Open dlongley opened 6 years ago
This is what was stated in the ledger-node issue
This may need to be filed under specific consensus algorithms instead (or as well)... but essentially, if operations are ignored due to validation errors, those errors must have a characteristic such that they will always happen regardless of external factors such as database or network access failures. Otherwise an inconsistent state could be introduced.
I'm not sure what action should be taken here. @dlongley can you make specific recommendations?
This is information related to operation validation on the input side of things. The records returned from the legerNode.records.get
API is built from only those operations that have achieved consensus and are correct. Invalid operations are not 'ignored' due to validation errors, those operations are never allowed to enter the network in the first place. A malicious or improperly implemented node will not be able to propagate invalid operations via gossip due to validation occurring during the gossip process.

# Data
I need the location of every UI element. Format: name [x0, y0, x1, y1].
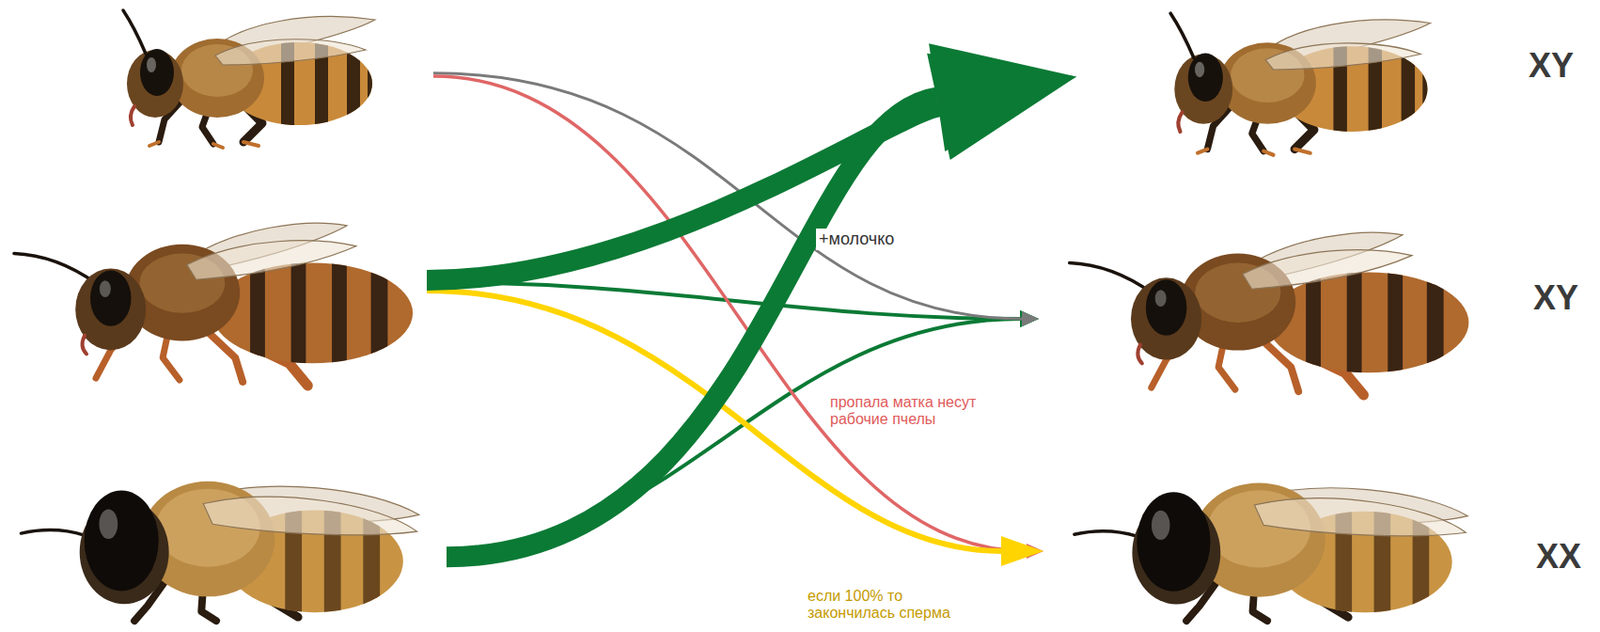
worker-bee-left: [123, 10, 387, 148]
drone-bee-right: [1074, 482, 1468, 627]
main-flow-arrow: [446, 43, 1077, 557]
arrowhead: [1019, 310, 1039, 328]
connector-line: [426, 106, 939, 281]
edge-note: пропала матка несут рабочие пчелы: [827, 392, 1002, 430]
chromosome-label: XX: [1536, 537, 1582, 576]
queen-bee-right: [1069, 232, 1470, 395]
chromosome-label: XY: [1528, 47, 1574, 85]
unfertilised-arrow: [426, 290, 1044, 566]
drone-bee: XX: [1043, 460, 1589, 627]
worker-bee: [92, 4, 434, 156]
edge-note: +молочко: [815, 228, 897, 251]
drone-bee: [15, 456, 447, 627]
worker-bee: XY: [1076, 4, 1589, 165]
chromosome-label: XY: [1533, 279, 1579, 317]
arrowhead: [928, 43, 1077, 152]
worker-bee-right: [1170, 13, 1443, 156]
drone-bee-left: [20, 481, 419, 627]
queen-bee-left: [14, 222, 413, 386]
connector-line: [446, 97, 938, 558]
queen-bee: [10, 206, 427, 395]
connector-line: [426, 290, 1002, 551]
queen-bee: XY: [1038, 216, 1589, 405]
arrowhead: [1019, 310, 1039, 328]
thin-flow-arrow: [426, 282, 1039, 328]
connector-line: [433, 76, 1027, 551]
arrowhead: [1021, 311, 1039, 327]
arrowhead: [1001, 535, 1044, 566]
edge-note: если 100% то закончилась сперма: [804, 586, 960, 624]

# Given task A
From the ledger-node thread, pull out the passage starting at "This is information" and ending at "the gossip process.", copied word for word.
# Given task B
Answer these from the ledger-node thread:
(i) How long ago was the issue opened?
(ii) Which external factors are given as examples of failures?
(iii) What keeps a malicious or badly implemented node from spreading invalid operations via gossip?

# Exercise result A
This is information related to operation validation on the input side of things. The records returned from the legerNode.records.get
API is built from only those operations that have achieved consensus and are correct. Invalid operations are not 'ignored' due to validation errors, those operations are never allowed to enter the network in the first place. A malicious or improperly implemented node will not be able to propagate invalid operations via gossip due to validation occurring during the gossip process.

# Exercise result B
(i) 6 years ago
(ii) Database or network access failures
(iii) Validation occurring during the gossip process